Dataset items
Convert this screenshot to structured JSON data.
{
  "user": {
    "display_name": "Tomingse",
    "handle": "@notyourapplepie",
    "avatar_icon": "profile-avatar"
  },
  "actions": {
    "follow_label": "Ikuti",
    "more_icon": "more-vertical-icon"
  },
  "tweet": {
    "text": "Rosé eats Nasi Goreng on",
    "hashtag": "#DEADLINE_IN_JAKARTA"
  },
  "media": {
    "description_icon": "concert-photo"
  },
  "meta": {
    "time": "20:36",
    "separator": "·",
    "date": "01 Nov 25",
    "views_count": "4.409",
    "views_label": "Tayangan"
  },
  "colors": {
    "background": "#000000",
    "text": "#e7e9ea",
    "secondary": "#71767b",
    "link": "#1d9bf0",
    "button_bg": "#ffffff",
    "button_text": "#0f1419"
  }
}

Aim of the exercise = Reproduce the material above exactly; please quote every line of it.

Solution to this exercise =
Convert this screenshot to structured JSON data.
{
  "user": {
    "display_name": "Tomingse",
    "handle": "@notyourapplepie",
    "avatar_icon": "profile-avatar"
  },
  "actions": {
    "follow_label": "Ikuti",
    "more_icon": "more-vertical-icon"
  },
  "tweet": {
    "text": "Rosé eats Nasi Goreng on",
    "hashtag": "#DEADLINE_IN_JAKARTA"
  },
  "media": {
    "description_icon": "concert-photo"
  },
  "meta": {
    "time": "20:36",
    "separator": "·",
    "date": "01 Nov 25",
    "views_count": "4.409",
    "views_label": "Tayangan"
  },
  "colors": {
    "background": "#000000",
    "text": "#e7e9ea",
    "secondary": "#71767b",
    "link": "#1d9bf0",
    "button_bg": "#ffffff",
    "button_text": "#0f1419"
  }
}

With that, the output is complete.